— start of Material shown —

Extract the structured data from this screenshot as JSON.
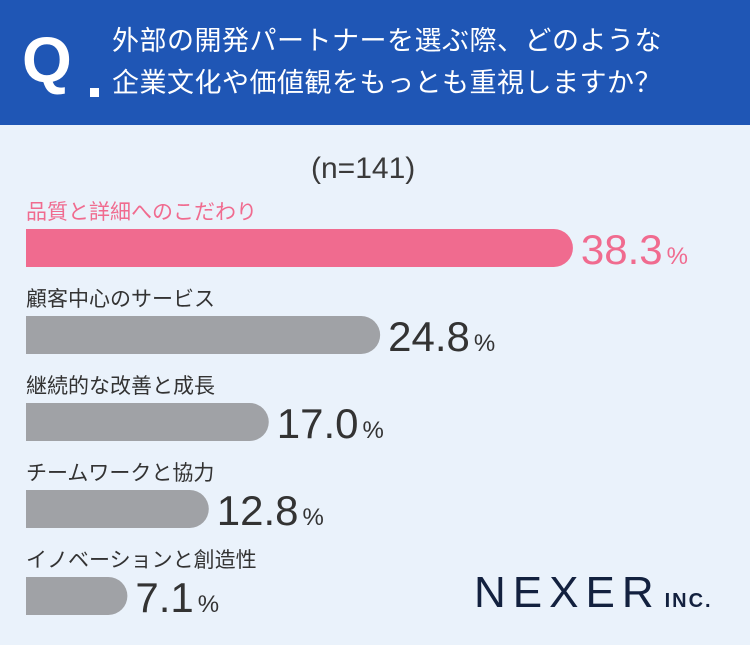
{
  "header": {
    "q_mark": "Q",
    "question_line1": "外部の開発パートナーを選ぶ際、どのような",
    "question_line2": "企業文化や価値観をもっとも重視しますか？"
  },
  "colors": {
    "header_bg": "#1f56b5",
    "highlight": "#f06b8f",
    "bar_gray": "#a0a2a6",
    "background": "#eaf2fb"
  },
  "logo": {
    "main": "NEXER",
    "sub": "INC."
  },
  "chart_data": {
    "type": "bar",
    "orientation": "horizontal",
    "title": "外部の開発パートナーを選ぶ際、どのような企業文化や価値観をもっとも重視しますか？",
    "sample_size_label": "(n=141)",
    "unit": "%",
    "xlim": [
      0,
      40
    ],
    "categories": [
      "品質と詳細へのこだわり",
      "顧客中心のサービス",
      "継続的な改善と成長",
      "チームワークと協力",
      "イノベーションと創造性"
    ],
    "values": [
      38.3,
      24.8,
      17.0,
      12.8,
      7.1
    ],
    "value_labels": [
      "38.3",
      "24.8",
      "17.0",
      "12.8",
      "7.1"
    ],
    "highlight_index": 0
  }
}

— end of Material shown —

§ **Instructions to follow**: Each entry above should be reproduced exactly, with the pictures removed.

§ **Task answer**:
Extract the structured data from this screenshot as JSON.
{
  "header": {
    "q_mark": "Q",
    "question_line1": "外部の開発パートナーを選ぶ際、どのような",
    "question_line2": "企業文化や価値観をもっとも重視しますか？"
  },
  "colors": {
    "header_bg": "#1f56b5",
    "highlight": "#f06b8f",
    "bar_gray": "#a0a2a6",
    "background": "#eaf2fb"
  },
  "logo": {
    "main": "NEXER",
    "sub": "INC."
  },
  "chart_data": {
    "type": "bar",
    "orientation": "horizontal",
    "title": "外部の開発パートナーを選ぶ際、どのような企業文化や価値観をもっとも重視しますか？",
    "sample_size_label": "(n=141)",
    "unit": "%",
    "xlim": [
      0,
      40
    ],
    "categories": [
      "品質と詳細へのこだわり",
      "顧客中心のサービス",
      "継続的な改善と成長",
      "チームワークと協力",
      "イノベーションと創造性"
    ],
    "values": [
      38.3,
      24.8,
      17.0,
      12.8,
      7.1
    ],
    "value_labels": [
      "38.3",
      "24.8",
      "17.0",
      "12.8",
      "7.1"
    ],
    "highlight_index": 0
  }
}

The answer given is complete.